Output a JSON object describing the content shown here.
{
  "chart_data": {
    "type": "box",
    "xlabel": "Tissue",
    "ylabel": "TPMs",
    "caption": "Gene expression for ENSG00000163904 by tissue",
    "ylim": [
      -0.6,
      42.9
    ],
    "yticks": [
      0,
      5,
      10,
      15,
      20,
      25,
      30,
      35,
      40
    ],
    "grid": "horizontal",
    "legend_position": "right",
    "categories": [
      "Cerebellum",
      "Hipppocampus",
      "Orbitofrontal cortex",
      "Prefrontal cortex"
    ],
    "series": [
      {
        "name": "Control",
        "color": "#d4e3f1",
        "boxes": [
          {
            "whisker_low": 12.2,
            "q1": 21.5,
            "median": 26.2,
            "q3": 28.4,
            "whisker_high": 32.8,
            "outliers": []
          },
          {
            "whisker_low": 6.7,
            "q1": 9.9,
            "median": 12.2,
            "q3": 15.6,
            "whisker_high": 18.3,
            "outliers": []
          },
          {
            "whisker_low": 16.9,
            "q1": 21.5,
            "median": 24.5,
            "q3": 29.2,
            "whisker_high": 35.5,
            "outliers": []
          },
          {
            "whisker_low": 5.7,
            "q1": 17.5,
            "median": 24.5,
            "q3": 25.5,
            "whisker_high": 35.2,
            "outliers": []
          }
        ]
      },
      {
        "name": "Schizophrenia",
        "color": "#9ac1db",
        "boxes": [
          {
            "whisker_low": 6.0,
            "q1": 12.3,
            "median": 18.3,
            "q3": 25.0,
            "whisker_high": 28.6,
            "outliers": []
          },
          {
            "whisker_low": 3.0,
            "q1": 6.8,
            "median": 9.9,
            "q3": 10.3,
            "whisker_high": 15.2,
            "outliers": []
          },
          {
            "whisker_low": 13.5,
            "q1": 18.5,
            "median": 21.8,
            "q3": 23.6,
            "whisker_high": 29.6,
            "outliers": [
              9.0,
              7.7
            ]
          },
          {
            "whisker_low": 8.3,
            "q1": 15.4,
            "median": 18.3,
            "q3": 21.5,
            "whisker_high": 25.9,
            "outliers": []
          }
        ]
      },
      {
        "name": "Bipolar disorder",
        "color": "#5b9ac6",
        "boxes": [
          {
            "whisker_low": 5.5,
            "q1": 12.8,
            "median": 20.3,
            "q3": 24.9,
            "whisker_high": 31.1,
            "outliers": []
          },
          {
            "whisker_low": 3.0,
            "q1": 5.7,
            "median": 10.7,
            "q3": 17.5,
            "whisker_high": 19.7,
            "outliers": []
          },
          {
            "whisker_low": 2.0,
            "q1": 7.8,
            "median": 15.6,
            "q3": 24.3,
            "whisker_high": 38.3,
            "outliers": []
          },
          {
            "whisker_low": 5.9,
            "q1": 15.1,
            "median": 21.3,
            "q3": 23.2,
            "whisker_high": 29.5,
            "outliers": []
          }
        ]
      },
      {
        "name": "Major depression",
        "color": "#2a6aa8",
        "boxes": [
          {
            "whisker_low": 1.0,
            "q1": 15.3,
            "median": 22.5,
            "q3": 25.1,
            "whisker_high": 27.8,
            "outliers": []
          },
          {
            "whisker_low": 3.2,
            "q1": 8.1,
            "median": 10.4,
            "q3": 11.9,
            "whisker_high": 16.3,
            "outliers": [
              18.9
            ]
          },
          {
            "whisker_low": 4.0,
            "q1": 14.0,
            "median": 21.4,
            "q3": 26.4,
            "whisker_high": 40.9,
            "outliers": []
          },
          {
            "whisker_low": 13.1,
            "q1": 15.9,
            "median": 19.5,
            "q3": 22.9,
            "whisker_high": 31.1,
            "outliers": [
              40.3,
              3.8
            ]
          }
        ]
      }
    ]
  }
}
● ● ● ● ● ● ●
### Instructions to follow
Word for word, quote all of the data above.

### Output of the exercise
Output a JSON object describing the content shown here.
{
  "chart_data": {
    "type": "box",
    "xlabel": "Tissue",
    "ylabel": "TPMs",
    "caption": "Gene expression for ENSG00000163904 by tissue",
    "ylim": [
      -0.6,
      42.9
    ],
    "yticks": [
      0,
      5,
      10,
      15,
      20,
      25,
      30,
      35,
      40
    ],
    "grid": "horizontal",
    "legend_position": "right",
    "categories": [
      "Cerebellum",
      "Hipppocampus",
      "Orbitofrontal cortex",
      "Prefrontal cortex"
    ],
    "series": [
      {
        "name": "Control",
        "color": "#d4e3f1",
        "boxes": [
          {
            "whisker_low": 12.2,
            "q1": 21.5,
            "median": 26.2,
            "q3": 28.4,
            "whisker_high": 32.8,
            "outliers": []
          },
          {
            "whisker_low": 6.7,
            "q1": 9.9,
            "median": 12.2,
            "q3": 15.6,
            "whisker_high": 18.3,
            "outliers": []
          },
          {
            "whisker_low": 16.9,
            "q1": 21.5,
            "median": 24.5,
            "q3": 29.2,
            "whisker_high": 35.5,
            "outliers": []
          },
          {
            "whisker_low": 5.7,
            "q1": 17.5,
            "median": 24.5,
            "q3": 25.5,
            "whisker_high": 35.2,
            "outliers": []
          }
        ]
      },
      {
        "name": "Schizophrenia",
        "color": "#9ac1db",
        "boxes": [
          {
            "whisker_low": 6.0,
            "q1": 12.3,
            "median": 18.3,
            "q3": 25.0,
            "whisker_high": 28.6,
            "outliers": []
          },
          {
            "whisker_low": 3.0,
            "q1": 6.8,
            "median": 9.9,
            "q3": 10.3,
            "whisker_high": 15.2,
            "outliers": []
          },
          {
            "whisker_low": 13.5,
            "q1": 18.5,
            "median": 21.8,
            "q3": 23.6,
            "whisker_high": 29.6,
            "outliers": [
              9.0,
              7.7
            ]
          },
          {
            "whisker_low": 8.3,
            "q1": 15.4,
            "median": 18.3,
            "q3": 21.5,
            "whisker_high": 25.9,
            "outliers": []
          }
        ]
      },
      {
        "name": "Bipolar disorder",
        "color": "#5b9ac6",
        "boxes": [
          {
            "whisker_low": 5.5,
            "q1": 12.8,
            "median": 20.3,
            "q3": 24.9,
            "whisker_high": 31.1,
            "outliers": []
          },
          {
            "whisker_low": 3.0,
            "q1": 5.7,
            "median": 10.7,
            "q3": 17.5,
            "whisker_high": 19.7,
            "outliers": []
          },
          {
            "whisker_low": 2.0,
            "q1": 7.8,
            "median": 15.6,
            "q3": 24.3,
            "whisker_high": 38.3,
            "outliers": []
          },
          {
            "whisker_low": 5.9,
            "q1": 15.1,
            "median": 21.3,
            "q3": 23.2,
            "whisker_high": 29.5,
            "outliers": []
          }
        ]
      },
      {
        "name": "Major depression",
        "color": "#2a6aa8",
        "boxes": [
          {
            "whisker_low": 1.0,
            "q1": 15.3,
            "median": 22.5,
            "q3": 25.1,
            "whisker_high": 27.8,
            "outliers": []
          },
          {
            "whisker_low": 3.2,
            "q1": 8.1,
            "median": 10.4,
            "q3": 11.9,
            "whisker_high": 16.3,
            "outliers": [
              18.9
            ]
          },
          {
            "whisker_low": 4.0,
            "q1": 14.0,
            "median": 21.4,
            "q3": 26.4,
            "whisker_high": 40.9,
            "outliers": []
          },
          {
            "whisker_low": 13.1,
            "q1": 15.9,
            "median": 19.5,
            "q3": 22.9,
            "whisker_high": 31.1,
            "outliers": [
              40.3,
              3.8
            ]
          }
        ]
      }
    ]
  }
}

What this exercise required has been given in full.